— START OF Dataset rows —
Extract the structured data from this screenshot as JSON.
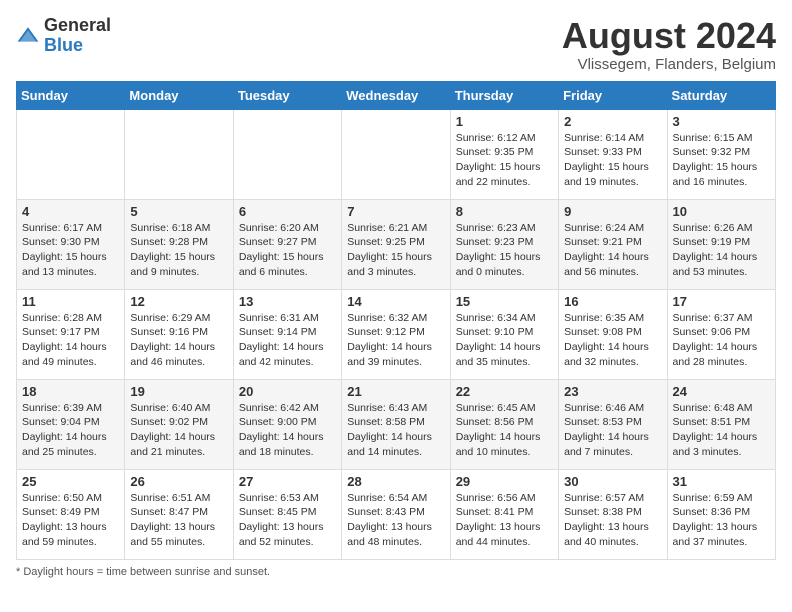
{
  "logo": {
    "general": "General",
    "blue": "Blue"
  },
  "title": {
    "month_year": "August 2024",
    "location": "Vlissegem, Flanders, Belgium"
  },
  "days_of_week": [
    "Sunday",
    "Monday",
    "Tuesday",
    "Wednesday",
    "Thursday",
    "Friday",
    "Saturday"
  ],
  "footer": {
    "note": "Daylight hours"
  },
  "weeks": [
    [
      {
        "day": "",
        "sunrise": "",
        "sunset": "",
        "daylight": ""
      },
      {
        "day": "",
        "sunrise": "",
        "sunset": "",
        "daylight": ""
      },
      {
        "day": "",
        "sunrise": "",
        "sunset": "",
        "daylight": ""
      },
      {
        "day": "",
        "sunrise": "",
        "sunset": "",
        "daylight": ""
      },
      {
        "day": "1",
        "sunrise": "Sunrise: 6:12 AM",
        "sunset": "Sunset: 9:35 PM",
        "daylight": "Daylight: 15 hours and 22 minutes."
      },
      {
        "day": "2",
        "sunrise": "Sunrise: 6:14 AM",
        "sunset": "Sunset: 9:33 PM",
        "daylight": "Daylight: 15 hours and 19 minutes."
      },
      {
        "day": "3",
        "sunrise": "Sunrise: 6:15 AM",
        "sunset": "Sunset: 9:32 PM",
        "daylight": "Daylight: 15 hours and 16 minutes."
      }
    ],
    [
      {
        "day": "4",
        "sunrise": "Sunrise: 6:17 AM",
        "sunset": "Sunset: 9:30 PM",
        "daylight": "Daylight: 15 hours and 13 minutes."
      },
      {
        "day": "5",
        "sunrise": "Sunrise: 6:18 AM",
        "sunset": "Sunset: 9:28 PM",
        "daylight": "Daylight: 15 hours and 9 minutes."
      },
      {
        "day": "6",
        "sunrise": "Sunrise: 6:20 AM",
        "sunset": "Sunset: 9:27 PM",
        "daylight": "Daylight: 15 hours and 6 minutes."
      },
      {
        "day": "7",
        "sunrise": "Sunrise: 6:21 AM",
        "sunset": "Sunset: 9:25 PM",
        "daylight": "Daylight: 15 hours and 3 minutes."
      },
      {
        "day": "8",
        "sunrise": "Sunrise: 6:23 AM",
        "sunset": "Sunset: 9:23 PM",
        "daylight": "Daylight: 15 hours and 0 minutes."
      },
      {
        "day": "9",
        "sunrise": "Sunrise: 6:24 AM",
        "sunset": "Sunset: 9:21 PM",
        "daylight": "Daylight: 14 hours and 56 minutes."
      },
      {
        "day": "10",
        "sunrise": "Sunrise: 6:26 AM",
        "sunset": "Sunset: 9:19 PM",
        "daylight": "Daylight: 14 hours and 53 minutes."
      }
    ],
    [
      {
        "day": "11",
        "sunrise": "Sunrise: 6:28 AM",
        "sunset": "Sunset: 9:17 PM",
        "daylight": "Daylight: 14 hours and 49 minutes."
      },
      {
        "day": "12",
        "sunrise": "Sunrise: 6:29 AM",
        "sunset": "Sunset: 9:16 PM",
        "daylight": "Daylight: 14 hours and 46 minutes."
      },
      {
        "day": "13",
        "sunrise": "Sunrise: 6:31 AM",
        "sunset": "Sunset: 9:14 PM",
        "daylight": "Daylight: 14 hours and 42 minutes."
      },
      {
        "day": "14",
        "sunrise": "Sunrise: 6:32 AM",
        "sunset": "Sunset: 9:12 PM",
        "daylight": "Daylight: 14 hours and 39 minutes."
      },
      {
        "day": "15",
        "sunrise": "Sunrise: 6:34 AM",
        "sunset": "Sunset: 9:10 PM",
        "daylight": "Daylight: 14 hours and 35 minutes."
      },
      {
        "day": "16",
        "sunrise": "Sunrise: 6:35 AM",
        "sunset": "Sunset: 9:08 PM",
        "daylight": "Daylight: 14 hours and 32 minutes."
      },
      {
        "day": "17",
        "sunrise": "Sunrise: 6:37 AM",
        "sunset": "Sunset: 9:06 PM",
        "daylight": "Daylight: 14 hours and 28 minutes."
      }
    ],
    [
      {
        "day": "18",
        "sunrise": "Sunrise: 6:39 AM",
        "sunset": "Sunset: 9:04 PM",
        "daylight": "Daylight: 14 hours and 25 minutes."
      },
      {
        "day": "19",
        "sunrise": "Sunrise: 6:40 AM",
        "sunset": "Sunset: 9:02 PM",
        "daylight": "Daylight: 14 hours and 21 minutes."
      },
      {
        "day": "20",
        "sunrise": "Sunrise: 6:42 AM",
        "sunset": "Sunset: 9:00 PM",
        "daylight": "Daylight: 14 hours and 18 minutes."
      },
      {
        "day": "21",
        "sunrise": "Sunrise: 6:43 AM",
        "sunset": "Sunset: 8:58 PM",
        "daylight": "Daylight: 14 hours and 14 minutes."
      },
      {
        "day": "22",
        "sunrise": "Sunrise: 6:45 AM",
        "sunset": "Sunset: 8:56 PM",
        "daylight": "Daylight: 14 hours and 10 minutes."
      },
      {
        "day": "23",
        "sunrise": "Sunrise: 6:46 AM",
        "sunset": "Sunset: 8:53 PM",
        "daylight": "Daylight: 14 hours and 7 minutes."
      },
      {
        "day": "24",
        "sunrise": "Sunrise: 6:48 AM",
        "sunset": "Sunset: 8:51 PM",
        "daylight": "Daylight: 14 hours and 3 minutes."
      }
    ],
    [
      {
        "day": "25",
        "sunrise": "Sunrise: 6:50 AM",
        "sunset": "Sunset: 8:49 PM",
        "daylight": "Daylight: 13 hours and 59 minutes."
      },
      {
        "day": "26",
        "sunrise": "Sunrise: 6:51 AM",
        "sunset": "Sunset: 8:47 PM",
        "daylight": "Daylight: 13 hours and 55 minutes."
      },
      {
        "day": "27",
        "sunrise": "Sunrise: 6:53 AM",
        "sunset": "Sunset: 8:45 PM",
        "daylight": "Daylight: 13 hours and 52 minutes."
      },
      {
        "day": "28",
        "sunrise": "Sunrise: 6:54 AM",
        "sunset": "Sunset: 8:43 PM",
        "daylight": "Daylight: 13 hours and 48 minutes."
      },
      {
        "day": "29",
        "sunrise": "Sunrise: 6:56 AM",
        "sunset": "Sunset: 8:41 PM",
        "daylight": "Daylight: 13 hours and 44 minutes."
      },
      {
        "day": "30",
        "sunrise": "Sunrise: 6:57 AM",
        "sunset": "Sunset: 8:38 PM",
        "daylight": "Daylight: 13 hours and 40 minutes."
      },
      {
        "day": "31",
        "sunrise": "Sunrise: 6:59 AM",
        "sunset": "Sunset: 8:36 PM",
        "daylight": "Daylight: 13 hours and 37 minutes."
      }
    ]
  ]
}
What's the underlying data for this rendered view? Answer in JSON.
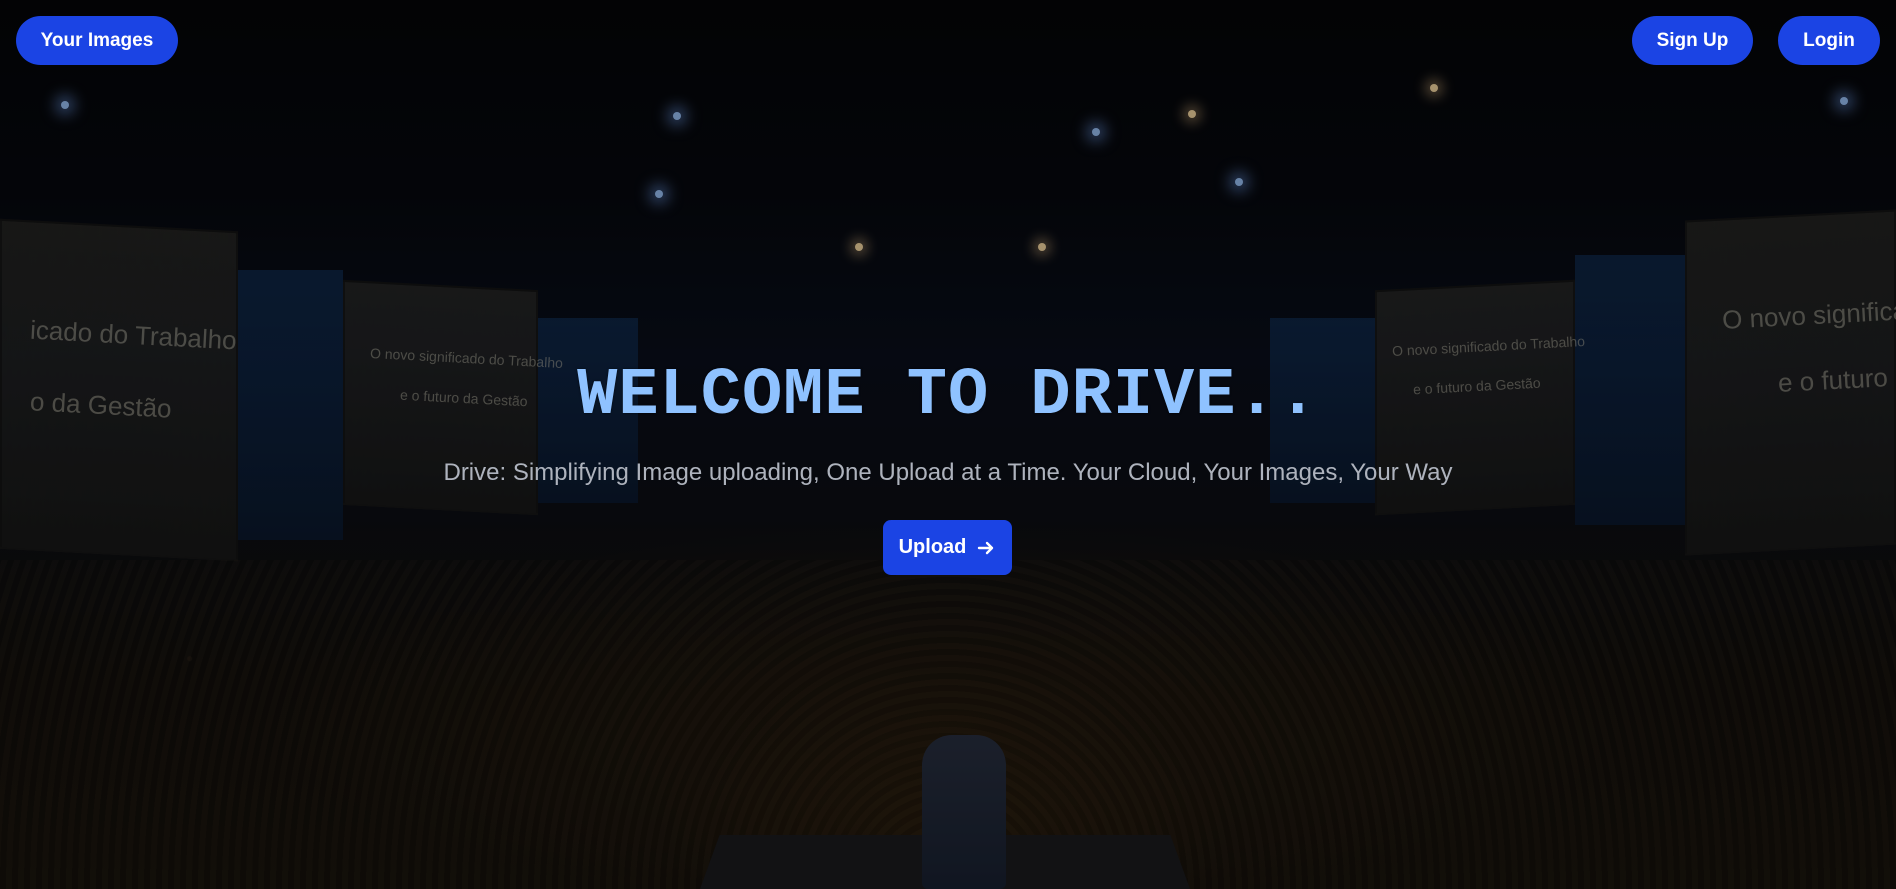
{
  "nav": {
    "your_images_label": "Your Images",
    "signup_label": "Sign Up",
    "login_label": "Login"
  },
  "hero": {
    "title": "WELCOME TO DRIVE..",
    "subtitle": "Drive: Simplifying Image uploading, One Upload at a Time. Your Cloud, Your Images, Your Way",
    "upload_label": "Upload",
    "upload_icon": "arrow-right-icon"
  },
  "background_photo": {
    "screen_left_line1": "icado do Trabalho",
    "screen_left_line2": "o da Gestão",
    "screen_center_left_line1": "O novo significado do Trabalho",
    "screen_center_left_line2": "e o futuro da Gestão",
    "screen_center_right_line1": "O novo significado do Trabalho",
    "screen_center_right_line2": "e o futuro da Gestão",
    "screen_right_line1": "O novo significa",
    "screen_right_line2": "e o futuro"
  },
  "colors": {
    "button_bg": "#1b44e4",
    "title_color": "#8fc2ff",
    "subtitle_color": "#aeb3bd",
    "page_bg": "#05060c"
  }
}
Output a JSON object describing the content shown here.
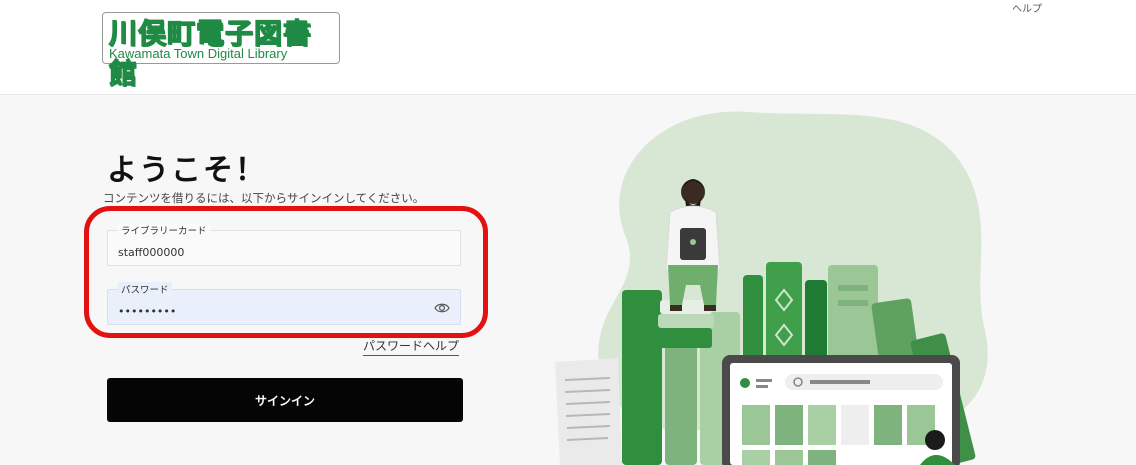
— END OF Dataset rows —
- **Exercise goal**: Restate the full listing verbatim and drop every picture.

- **Exercise solution**:
Extract the structured data from this screenshot as JSON.
{
  "logo": {
    "general": "General",
    "blue": "Blue"
  },
  "title": {
    "month_year": "August 2024",
    "location": "Vlissegem, Flanders, Belgium"
  },
  "days_of_week": [
    "Sunday",
    "Monday",
    "Tuesday",
    "Wednesday",
    "Thursday",
    "Friday",
    "Saturday"
  ],
  "footer": {
    "note": "Daylight hours"
  },
  "weeks": [
    [
      {
        "day": "",
        "sunrise": "",
        "sunset": "",
        "daylight": ""
      },
      {
        "day": "",
        "sunrise": "",
        "sunset": "",
        "daylight": ""
      },
      {
        "day": "",
        "sunrise": "",
        "sunset": "",
        "daylight": ""
      },
      {
        "day": "",
        "sunrise": "",
        "sunset": "",
        "daylight": ""
      },
      {
        "day": "1",
        "sunrise": "Sunrise: 6:12 AM",
        "sunset": "Sunset: 9:35 PM",
        "daylight": "Daylight: 15 hours and 22 minutes."
      },
      {
        "day": "2",
        "sunrise": "Sunrise: 6:14 AM",
        "sunset": "Sunset: 9:33 PM",
        "daylight": "Daylight: 15 hours and 19 minutes."
      },
      {
        "day": "3",
        "sunrise": "Sunrise: 6:15 AM",
        "sunset": "Sunset: 9:32 PM",
        "daylight": "Daylight: 15 hours and 16 minutes."
      }
    ],
    [
      {
        "day": "4",
        "sunrise": "Sunrise: 6:17 AM",
        "sunset": "Sunset: 9:30 PM",
        "daylight": "Daylight: 15 hours and 13 minutes."
      },
      {
        "day": "5",
        "sunrise": "Sunrise: 6:18 AM",
        "sunset": "Sunset: 9:28 PM",
        "daylight": "Daylight: 15 hours and 9 minutes."
      },
      {
        "day": "6",
        "sunrise": "Sunrise: 6:20 AM",
        "sunset": "Sunset: 9:27 PM",
        "daylight": "Daylight: 15 hours and 6 minutes."
      },
      {
        "day": "7",
        "sunrise": "Sunrise: 6:21 AM",
        "sunset": "Sunset: 9:25 PM",
        "daylight": "Daylight: 15 hours and 3 minutes."
      },
      {
        "day": "8",
        "sunrise": "Sunrise: 6:23 AM",
        "sunset": "Sunset: 9:23 PM",
        "daylight": "Daylight: 15 hours and 0 minutes."
      },
      {
        "day": "9",
        "sunrise": "Sunrise: 6:24 AM",
        "sunset": "Sunset: 9:21 PM",
        "daylight": "Daylight: 14 hours and 56 minutes."
      },
      {
        "day": "10",
        "sunrise": "Sunrise: 6:26 AM",
        "sunset": "Sunset: 9:19 PM",
        "daylight": "Daylight: 14 hours and 53 minutes."
      }
    ],
    [
      {
        "day": "11",
        "sunrise": "Sunrise: 6:28 AM",
        "sunset": "Sunset: 9:17 PM",
        "daylight": "Daylight: 14 hours and 49 minutes."
      },
      {
        "day": "12",
        "sunrise": "Sunrise: 6:29 AM",
        "sunset": "Sunset: 9:16 PM",
        "daylight": "Daylight: 14 hours and 46 minutes."
      },
      {
        "day": "13",
        "sunrise": "Sunrise: 6:31 AM",
        "sunset": "Sunset: 9:14 PM",
        "daylight": "Daylight: 14 hours and 42 minutes."
      },
      {
        "day": "14",
        "sunrise": "Sunrise: 6:32 AM",
        "sunset": "Sunset: 9:12 PM",
        "daylight": "Daylight: 14 hours and 39 minutes."
      },
      {
        "day": "15",
        "sunrise": "Sunrise: 6:34 AM",
        "sunset": "Sunset: 9:10 PM",
        "daylight": "Daylight: 14 hours and 35 minutes."
      },
      {
        "day": "16",
        "sunrise": "Sunrise: 6:35 AM",
        "sunset": "Sunset: 9:08 PM",
        "daylight": "Daylight: 14 hours and 32 minutes."
      },
      {
        "day": "17",
        "sunrise": "Sunrise: 6:37 AM",
        "sunset": "Sunset: 9:06 PM",
        "daylight": "Daylight: 14 hours and 28 minutes."
      }
    ],
    [
      {
        "day": "18",
        "sunrise": "Sunrise: 6:39 AM",
        "sunset": "Sunset: 9:04 PM",
        "daylight": "Daylight: 14 hours and 25 minutes."
      },
      {
        "day": "19",
        "sunrise": "Sunrise: 6:40 AM",
        "sunset": "Sunset: 9:02 PM",
        "daylight": "Daylight: 14 hours and 21 minutes."
      },
      {
        "day": "20",
        "sunrise": "Sunrise: 6:42 AM",
        "sunset": "Sunset: 9:00 PM",
        "daylight": "Daylight: 14 hours and 18 minutes."
      },
      {
        "day": "21",
        "sunrise": "Sunrise: 6:43 AM",
        "sunset": "Sunset: 8:58 PM",
        "daylight": "Daylight: 14 hours and 14 minutes."
      },
      {
        "day": "22",
        "sunrise": "Sunrise: 6:45 AM",
        "sunset": "Sunset: 8:56 PM",
        "daylight": "Daylight: 14 hours and 10 minutes."
      },
      {
        "day": "23",
        "sunrise": "Sunrise: 6:46 AM",
        "sunset": "Sunset: 8:53 PM",
        "daylight": "Daylight: 14 hours and 7 minutes."
      },
      {
        "day": "24",
        "sunrise": "Sunrise: 6:48 AM",
        "sunset": "Sunset: 8:51 PM",
        "daylight": "Daylight: 14 hours and 3 minutes."
      }
    ],
    [
      {
        "day": "25",
        "sunrise": "Sunrise: 6:50 AM",
        "sunset": "Sunset: 8:49 PM",
        "daylight": "Daylight: 13 hours and 59 minutes."
      },
      {
        "day": "26",
        "sunrise": "Sunrise: 6:51 AM",
        "sunset": "Sunset: 8:47 PM",
        "daylight": "Daylight: 13 hours and 55 minutes."
      },
      {
        "day": "27",
        "sunrise": "Sunrise: 6:53 AM",
        "sunset": "Sunset: 8:45 PM",
        "daylight": "Daylight: 13 hours and 52 minutes."
      },
      {
        "day": "28",
        "sunrise": "Sunrise: 6:54 AM",
        "sunset": "Sunset: 8:43 PM",
        "daylight": "Daylight: 13 hours and 48 minutes."
      },
      {
        "day": "29",
        "sunrise": "Sunrise: 6:56 AM",
        "sunset": "Sunset: 8:41 PM",
        "daylight": "Daylight: 13 hours and 44 minutes."
      },
      {
        "day": "30",
        "sunrise": "Sunrise: 6:57 AM",
        "sunset": "Sunset: 8:38 PM",
        "daylight": "Daylight: 13 hours and 40 minutes."
      },
      {
        "day": "31",
        "sunrise": "Sunrise: 6:59 AM",
        "sunset": "Sunset: 8:36 PM",
        "daylight": "Daylight: 13 hours and 37 minutes."
      }
    ]
  ]
}
What's the underlying data for this rendered view? Answer in JSON.
{
  "nav": {
    "your_images_label": "Your Images",
    "signup_label": "Sign Up",
    "login_label": "Login"
  },
  "hero": {
    "title": "WELCOME TO DRIVE..",
    "subtitle": "Drive: Simplifying Image uploading, One Upload at a Time. Your Cloud, Your Images, Your Way",
    "upload_label": "Upload",
    "upload_icon": "arrow-right-icon"
  },
  "background_photo": {
    "screen_left_line1": "icado do Trabalho",
    "screen_left_line2": "o da Gestão",
    "screen_center_left_line1": "O novo significado do Trabalho",
    "screen_center_left_line2": "e o futuro da Gestão",
    "screen_center_right_line1": "O novo significado do Trabalho",
    "screen_center_right_line2": "e o futuro da Gestão",
    "screen_right_line1": "O novo significa",
    "screen_right_line2": "e o futuro"
  },
  "colors": {
    "button_bg": "#1b44e4",
    "title_color": "#8fc2ff",
    "subtitle_color": "#aeb3bd",
    "page_bg": "#05060c"
  }
}
Output a JSON object describing the content shown here.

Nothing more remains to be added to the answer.